Dataset items
▬▬▬▬▬▬

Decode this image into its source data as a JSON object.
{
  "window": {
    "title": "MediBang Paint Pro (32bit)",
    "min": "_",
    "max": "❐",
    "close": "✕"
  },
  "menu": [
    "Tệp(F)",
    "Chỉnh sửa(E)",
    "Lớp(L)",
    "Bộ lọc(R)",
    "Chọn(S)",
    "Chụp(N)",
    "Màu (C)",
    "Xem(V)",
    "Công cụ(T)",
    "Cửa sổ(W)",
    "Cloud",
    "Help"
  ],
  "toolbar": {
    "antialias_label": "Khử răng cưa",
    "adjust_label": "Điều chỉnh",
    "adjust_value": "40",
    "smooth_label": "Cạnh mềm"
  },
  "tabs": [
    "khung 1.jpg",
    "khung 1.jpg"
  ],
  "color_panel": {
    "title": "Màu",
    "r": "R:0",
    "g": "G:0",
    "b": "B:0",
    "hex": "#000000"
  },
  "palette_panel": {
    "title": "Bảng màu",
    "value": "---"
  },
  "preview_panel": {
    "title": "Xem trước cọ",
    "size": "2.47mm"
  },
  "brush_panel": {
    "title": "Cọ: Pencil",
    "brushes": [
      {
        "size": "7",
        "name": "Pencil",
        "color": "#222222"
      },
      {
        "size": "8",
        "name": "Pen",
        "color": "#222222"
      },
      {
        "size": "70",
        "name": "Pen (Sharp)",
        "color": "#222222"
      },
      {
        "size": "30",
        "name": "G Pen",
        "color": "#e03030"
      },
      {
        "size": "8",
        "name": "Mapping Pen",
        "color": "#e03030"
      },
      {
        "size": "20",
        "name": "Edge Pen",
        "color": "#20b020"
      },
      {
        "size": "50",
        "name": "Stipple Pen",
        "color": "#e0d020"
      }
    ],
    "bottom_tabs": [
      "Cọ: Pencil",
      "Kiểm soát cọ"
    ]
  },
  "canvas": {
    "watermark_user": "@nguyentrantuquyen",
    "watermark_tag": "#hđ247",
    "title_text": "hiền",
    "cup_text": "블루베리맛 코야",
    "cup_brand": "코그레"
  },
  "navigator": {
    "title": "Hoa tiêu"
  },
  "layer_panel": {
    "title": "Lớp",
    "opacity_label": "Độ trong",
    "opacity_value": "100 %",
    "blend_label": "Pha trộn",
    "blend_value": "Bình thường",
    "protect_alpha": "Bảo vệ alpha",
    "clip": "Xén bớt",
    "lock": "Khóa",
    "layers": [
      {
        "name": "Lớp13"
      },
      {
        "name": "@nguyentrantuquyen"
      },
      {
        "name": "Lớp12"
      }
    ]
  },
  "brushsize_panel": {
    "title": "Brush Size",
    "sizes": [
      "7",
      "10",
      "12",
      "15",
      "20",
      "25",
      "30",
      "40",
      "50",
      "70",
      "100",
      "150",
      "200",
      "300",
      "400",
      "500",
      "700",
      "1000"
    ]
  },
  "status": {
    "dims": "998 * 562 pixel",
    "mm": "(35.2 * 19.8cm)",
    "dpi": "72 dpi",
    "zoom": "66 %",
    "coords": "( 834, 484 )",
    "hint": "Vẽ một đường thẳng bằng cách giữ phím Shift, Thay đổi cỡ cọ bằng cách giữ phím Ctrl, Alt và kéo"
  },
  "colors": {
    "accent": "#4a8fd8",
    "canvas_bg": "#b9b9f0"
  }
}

▬▬▬▬▬▬

What you have to do
Using the data above, repeat every line exactly.

Completed exercise
Decode this image into its source data as a JSON object.
{
  "window": {
    "title": "MediBang Paint Pro (32bit)",
    "min": "_",
    "max": "❐",
    "close": "✕"
  },
  "menu": [
    "Tệp(F)",
    "Chỉnh sửa(E)",
    "Lớp(L)",
    "Bộ lọc(R)",
    "Chọn(S)",
    "Chụp(N)",
    "Màu (C)",
    "Xem(V)",
    "Công cụ(T)",
    "Cửa sổ(W)",
    "Cloud",
    "Help"
  ],
  "toolbar": {
    "antialias_label": "Khử răng cưa",
    "adjust_label": "Điều chỉnh",
    "adjust_value": "40",
    "smooth_label": "Cạnh mềm"
  },
  "tabs": [
    "khung 1.jpg",
    "khung 1.jpg"
  ],
  "color_panel": {
    "title": "Màu",
    "r": "R:0",
    "g": "G:0",
    "b": "B:0",
    "hex": "#000000"
  },
  "palette_panel": {
    "title": "Bảng màu",
    "value": "---"
  },
  "preview_panel": {
    "title": "Xem trước cọ",
    "size": "2.47mm"
  },
  "brush_panel": {
    "title": "Cọ: Pencil",
    "brushes": [
      {
        "size": "7",
        "name": "Pencil",
        "color": "#222222"
      },
      {
        "size": "8",
        "name": "Pen",
        "color": "#222222"
      },
      {
        "size": "70",
        "name": "Pen (Sharp)",
        "color": "#222222"
      },
      {
        "size": "30",
        "name": "G Pen",
        "color": "#e03030"
      },
      {
        "size": "8",
        "name": "Mapping Pen",
        "color": "#e03030"
      },
      {
        "size": "20",
        "name": "Edge Pen",
        "color": "#20b020"
      },
      {
        "size": "50",
        "name": "Stipple Pen",
        "color": "#e0d020"
      }
    ],
    "bottom_tabs": [
      "Cọ: Pencil",
      "Kiểm soát cọ"
    ]
  },
  "canvas": {
    "watermark_user": "@nguyentrantuquyen",
    "watermark_tag": "#hđ247",
    "title_text": "hiền",
    "cup_text": "블루베리맛 코야",
    "cup_brand": "코그레"
  },
  "navigator": {
    "title": "Hoa tiêu"
  },
  "layer_panel": {
    "title": "Lớp",
    "opacity_label": "Độ trong",
    "opacity_value": "100 %",
    "blend_label": "Pha trộn",
    "blend_value": "Bình thường",
    "protect_alpha": "Bảo vệ alpha",
    "clip": "Xén bớt",
    "lock": "Khóa",
    "layers": [
      {
        "name": "Lớp13"
      },
      {
        "name": "@nguyentrantuquyen"
      },
      {
        "name": "Lớp12"
      }
    ]
  },
  "brushsize_panel": {
    "title": "Brush Size",
    "sizes": [
      "7",
      "10",
      "12",
      "15",
      "20",
      "25",
      "30",
      "40",
      "50",
      "70",
      "100",
      "150",
      "200",
      "300",
      "400",
      "500",
      "700",
      "1000"
    ]
  },
  "status": {
    "dims": "998 * 562 pixel",
    "mm": "(35.2 * 19.8cm)",
    "dpi": "72 dpi",
    "zoom": "66 %",
    "coords": "( 834, 484 )",
    "hint": "Vẽ một đường thẳng bằng cách giữ phím Shift, Thay đổi cỡ cọ bằng cách giữ phím Ctrl, Alt và kéo"
  },
  "colors": {
    "accent": "#4a8fd8",
    "canvas_bg": "#b9b9f0"
  }
}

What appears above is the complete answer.